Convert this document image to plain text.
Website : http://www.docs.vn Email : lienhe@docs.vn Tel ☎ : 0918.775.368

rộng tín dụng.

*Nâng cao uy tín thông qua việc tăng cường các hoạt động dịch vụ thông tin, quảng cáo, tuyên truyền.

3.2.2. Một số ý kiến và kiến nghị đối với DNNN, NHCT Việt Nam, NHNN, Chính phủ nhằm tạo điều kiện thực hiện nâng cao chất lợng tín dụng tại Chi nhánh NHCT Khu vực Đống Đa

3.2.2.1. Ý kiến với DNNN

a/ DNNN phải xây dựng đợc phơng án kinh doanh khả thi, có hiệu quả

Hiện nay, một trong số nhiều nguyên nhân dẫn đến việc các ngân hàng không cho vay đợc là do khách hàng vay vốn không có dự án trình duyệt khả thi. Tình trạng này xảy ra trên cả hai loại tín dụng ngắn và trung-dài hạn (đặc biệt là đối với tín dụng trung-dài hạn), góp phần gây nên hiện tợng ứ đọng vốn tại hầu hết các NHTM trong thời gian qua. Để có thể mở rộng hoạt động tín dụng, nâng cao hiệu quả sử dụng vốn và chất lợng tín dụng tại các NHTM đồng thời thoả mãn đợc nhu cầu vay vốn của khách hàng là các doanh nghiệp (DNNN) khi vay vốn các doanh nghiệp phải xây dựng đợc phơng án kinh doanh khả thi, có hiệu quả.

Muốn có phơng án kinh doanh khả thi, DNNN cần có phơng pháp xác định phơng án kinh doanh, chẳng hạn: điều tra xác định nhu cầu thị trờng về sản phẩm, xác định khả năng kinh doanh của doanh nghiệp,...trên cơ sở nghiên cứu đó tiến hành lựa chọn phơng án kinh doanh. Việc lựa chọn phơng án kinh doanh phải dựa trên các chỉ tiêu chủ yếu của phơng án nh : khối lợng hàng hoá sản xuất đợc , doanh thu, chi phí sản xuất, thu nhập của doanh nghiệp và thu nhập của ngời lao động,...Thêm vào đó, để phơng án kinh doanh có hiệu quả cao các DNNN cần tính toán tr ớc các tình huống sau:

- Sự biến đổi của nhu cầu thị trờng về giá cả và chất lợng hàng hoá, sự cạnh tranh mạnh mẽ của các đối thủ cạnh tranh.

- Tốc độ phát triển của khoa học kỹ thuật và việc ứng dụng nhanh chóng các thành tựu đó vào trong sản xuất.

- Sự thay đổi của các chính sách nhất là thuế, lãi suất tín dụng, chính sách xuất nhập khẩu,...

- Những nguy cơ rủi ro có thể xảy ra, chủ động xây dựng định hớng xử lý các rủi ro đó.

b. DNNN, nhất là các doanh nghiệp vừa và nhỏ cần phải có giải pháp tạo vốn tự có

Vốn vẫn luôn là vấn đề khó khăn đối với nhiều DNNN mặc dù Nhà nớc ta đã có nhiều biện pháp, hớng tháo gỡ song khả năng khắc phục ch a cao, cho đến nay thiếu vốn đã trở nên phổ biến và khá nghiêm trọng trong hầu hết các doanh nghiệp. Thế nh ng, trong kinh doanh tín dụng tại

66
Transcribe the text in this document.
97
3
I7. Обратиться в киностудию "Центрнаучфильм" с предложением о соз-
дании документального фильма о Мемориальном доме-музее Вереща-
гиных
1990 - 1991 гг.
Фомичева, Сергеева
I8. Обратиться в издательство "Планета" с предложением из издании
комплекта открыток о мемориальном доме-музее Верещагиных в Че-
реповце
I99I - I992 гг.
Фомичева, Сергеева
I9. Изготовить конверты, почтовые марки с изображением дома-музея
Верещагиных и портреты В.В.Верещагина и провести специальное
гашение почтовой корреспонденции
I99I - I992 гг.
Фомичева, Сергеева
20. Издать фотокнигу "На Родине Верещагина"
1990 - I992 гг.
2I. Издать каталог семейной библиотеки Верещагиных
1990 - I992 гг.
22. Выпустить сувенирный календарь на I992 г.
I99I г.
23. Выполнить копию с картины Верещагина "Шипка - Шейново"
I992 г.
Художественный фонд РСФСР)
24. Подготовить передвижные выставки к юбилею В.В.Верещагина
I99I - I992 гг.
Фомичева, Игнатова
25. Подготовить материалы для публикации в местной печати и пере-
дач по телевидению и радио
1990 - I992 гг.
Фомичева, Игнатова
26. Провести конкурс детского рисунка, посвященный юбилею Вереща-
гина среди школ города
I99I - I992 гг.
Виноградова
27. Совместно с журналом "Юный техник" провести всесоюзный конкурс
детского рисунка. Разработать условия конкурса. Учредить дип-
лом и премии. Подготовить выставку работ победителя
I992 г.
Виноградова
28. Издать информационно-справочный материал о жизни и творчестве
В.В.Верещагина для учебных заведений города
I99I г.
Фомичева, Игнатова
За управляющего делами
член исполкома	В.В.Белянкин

§ §

To do →
Count each line with "this" in it and report that figure by itself.

Response →
2